Directions ::
**a)** Copy the stretch of the Solr book announcement from "I’ll announce more" through "reasonable or excessive." word for word.
**b)** In the Solr book announcement, what price is suggested for the current draft offered as an e-book?

Document text ::
----------

To those of you who may have heard about the Lucene/Solr book that I and two 
others are writing on Lucene and Solr, some bad and good news. The bad news: 
The book contract with O’Reilly has been canceled. The good news: I’m going to 
proceed with self-publishing (possibly on Lulu or even Amazon) a somewhat 
reduced scope Solr-only Reference Guide (with hints of Lucene). The scope of 
the previous effort was too great, even for O’Reilly – a book larger than 800 
pages (or even 600) that was heavy on reference and lighter on “guide” just 
wasn’t fitting in with their traditional “guide” model. In truth, Solr is just 
too complex for a simple guide that covers it all, let alone Lucene as well.

I’ll announce more details in the coming weeks, but I expect to publish an 
e-book-only version of the book, focused on Solr reference (and plenty of guide 
as well), possibly on Lulu, plus eventually publish 4-8 individual print 
volumes for people who really want the paper. One model I may pursue is to 
offer the current, incomplete, raw, rough, draft as a $7.99 e-book, with the 
promise of updates every two weeks or a month as new and revised content and 
new releases of Solr become available. Maybe the individual e-book volumes 
would be $2 or $3. These are just preliminary ideas. Feel free to let me know 
what seems reasonable or excessive.

----------

Given information ::
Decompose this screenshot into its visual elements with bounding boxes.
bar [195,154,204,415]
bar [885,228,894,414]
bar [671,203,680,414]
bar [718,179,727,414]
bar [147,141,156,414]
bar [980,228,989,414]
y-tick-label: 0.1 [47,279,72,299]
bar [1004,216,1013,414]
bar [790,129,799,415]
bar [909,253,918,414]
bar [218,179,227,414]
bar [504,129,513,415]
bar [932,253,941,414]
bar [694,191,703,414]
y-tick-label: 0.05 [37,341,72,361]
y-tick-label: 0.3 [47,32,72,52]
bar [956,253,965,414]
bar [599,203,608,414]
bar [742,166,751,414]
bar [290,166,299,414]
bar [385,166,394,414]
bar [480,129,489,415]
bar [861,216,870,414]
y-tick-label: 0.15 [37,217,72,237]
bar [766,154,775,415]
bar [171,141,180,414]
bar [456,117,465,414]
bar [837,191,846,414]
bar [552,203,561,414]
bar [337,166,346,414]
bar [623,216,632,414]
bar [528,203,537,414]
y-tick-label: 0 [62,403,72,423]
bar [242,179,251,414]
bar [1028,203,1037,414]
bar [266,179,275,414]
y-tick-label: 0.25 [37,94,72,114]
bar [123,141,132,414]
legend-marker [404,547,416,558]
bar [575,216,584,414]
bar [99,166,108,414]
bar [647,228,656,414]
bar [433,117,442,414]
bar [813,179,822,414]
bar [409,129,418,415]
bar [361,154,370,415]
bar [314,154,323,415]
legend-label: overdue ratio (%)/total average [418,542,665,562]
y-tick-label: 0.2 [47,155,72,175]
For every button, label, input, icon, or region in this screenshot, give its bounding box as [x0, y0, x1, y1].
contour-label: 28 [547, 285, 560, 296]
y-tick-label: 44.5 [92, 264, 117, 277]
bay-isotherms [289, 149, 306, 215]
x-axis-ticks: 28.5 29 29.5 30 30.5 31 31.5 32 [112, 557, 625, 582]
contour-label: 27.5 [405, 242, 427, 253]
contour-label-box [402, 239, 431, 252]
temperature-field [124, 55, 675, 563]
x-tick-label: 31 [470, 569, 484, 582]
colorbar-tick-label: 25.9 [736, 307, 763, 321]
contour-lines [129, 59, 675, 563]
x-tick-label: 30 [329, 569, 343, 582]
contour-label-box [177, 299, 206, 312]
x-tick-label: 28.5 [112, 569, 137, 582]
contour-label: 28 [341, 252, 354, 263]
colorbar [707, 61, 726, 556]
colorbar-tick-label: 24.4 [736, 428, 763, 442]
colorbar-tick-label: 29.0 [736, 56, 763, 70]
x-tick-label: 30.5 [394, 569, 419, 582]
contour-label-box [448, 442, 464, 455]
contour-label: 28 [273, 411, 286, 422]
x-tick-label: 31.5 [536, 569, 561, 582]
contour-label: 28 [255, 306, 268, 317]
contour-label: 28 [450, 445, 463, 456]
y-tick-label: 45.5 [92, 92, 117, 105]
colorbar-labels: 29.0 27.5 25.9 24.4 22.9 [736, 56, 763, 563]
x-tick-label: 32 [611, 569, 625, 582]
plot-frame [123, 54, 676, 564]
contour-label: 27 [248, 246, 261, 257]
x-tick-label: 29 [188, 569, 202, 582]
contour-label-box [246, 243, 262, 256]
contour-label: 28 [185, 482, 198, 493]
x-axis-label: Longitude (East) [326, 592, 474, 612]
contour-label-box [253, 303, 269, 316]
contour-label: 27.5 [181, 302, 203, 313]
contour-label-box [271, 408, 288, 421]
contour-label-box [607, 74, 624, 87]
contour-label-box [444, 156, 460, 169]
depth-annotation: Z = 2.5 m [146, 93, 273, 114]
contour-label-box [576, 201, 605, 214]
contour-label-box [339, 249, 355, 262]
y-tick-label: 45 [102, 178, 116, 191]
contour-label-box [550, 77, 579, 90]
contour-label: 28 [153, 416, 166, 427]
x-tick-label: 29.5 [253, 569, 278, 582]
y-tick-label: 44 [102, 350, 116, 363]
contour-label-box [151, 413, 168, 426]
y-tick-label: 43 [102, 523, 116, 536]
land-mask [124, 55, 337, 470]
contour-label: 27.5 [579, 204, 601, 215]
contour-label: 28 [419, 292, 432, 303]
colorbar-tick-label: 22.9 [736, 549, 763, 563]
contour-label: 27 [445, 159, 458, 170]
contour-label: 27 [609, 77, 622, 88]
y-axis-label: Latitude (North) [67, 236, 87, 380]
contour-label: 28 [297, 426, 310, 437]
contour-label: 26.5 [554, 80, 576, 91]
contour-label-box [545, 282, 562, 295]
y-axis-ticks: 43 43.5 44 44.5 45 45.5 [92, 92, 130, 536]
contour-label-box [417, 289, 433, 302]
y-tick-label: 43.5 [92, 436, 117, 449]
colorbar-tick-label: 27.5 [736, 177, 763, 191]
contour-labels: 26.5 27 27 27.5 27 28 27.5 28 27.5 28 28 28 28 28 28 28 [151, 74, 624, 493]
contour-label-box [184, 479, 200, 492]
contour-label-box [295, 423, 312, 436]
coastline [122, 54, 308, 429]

----------

Answers below ::
**a)**
I’ll announce more details in the coming weeks, but I expect to publish an 
e-book-only version of the book, focused on Solr reference (and plenty of guide 
as well), possibly on Lulu, plus eventually publish 4-8 individual print 
volumes for people who really want the paper. One model I may pursue is to 
offer the current, incomplete, raw, rough, draft as a $7.99 e-book, with the 
promise of updates every two weeks or a month as new and revised content and 
new releases of Solr become available. Maybe the individual e-book volumes 
would be $2 or $3. These are just preliminary ideas. Feel free to let me know 
what seems reasonable or excessive.

**b)** $7.99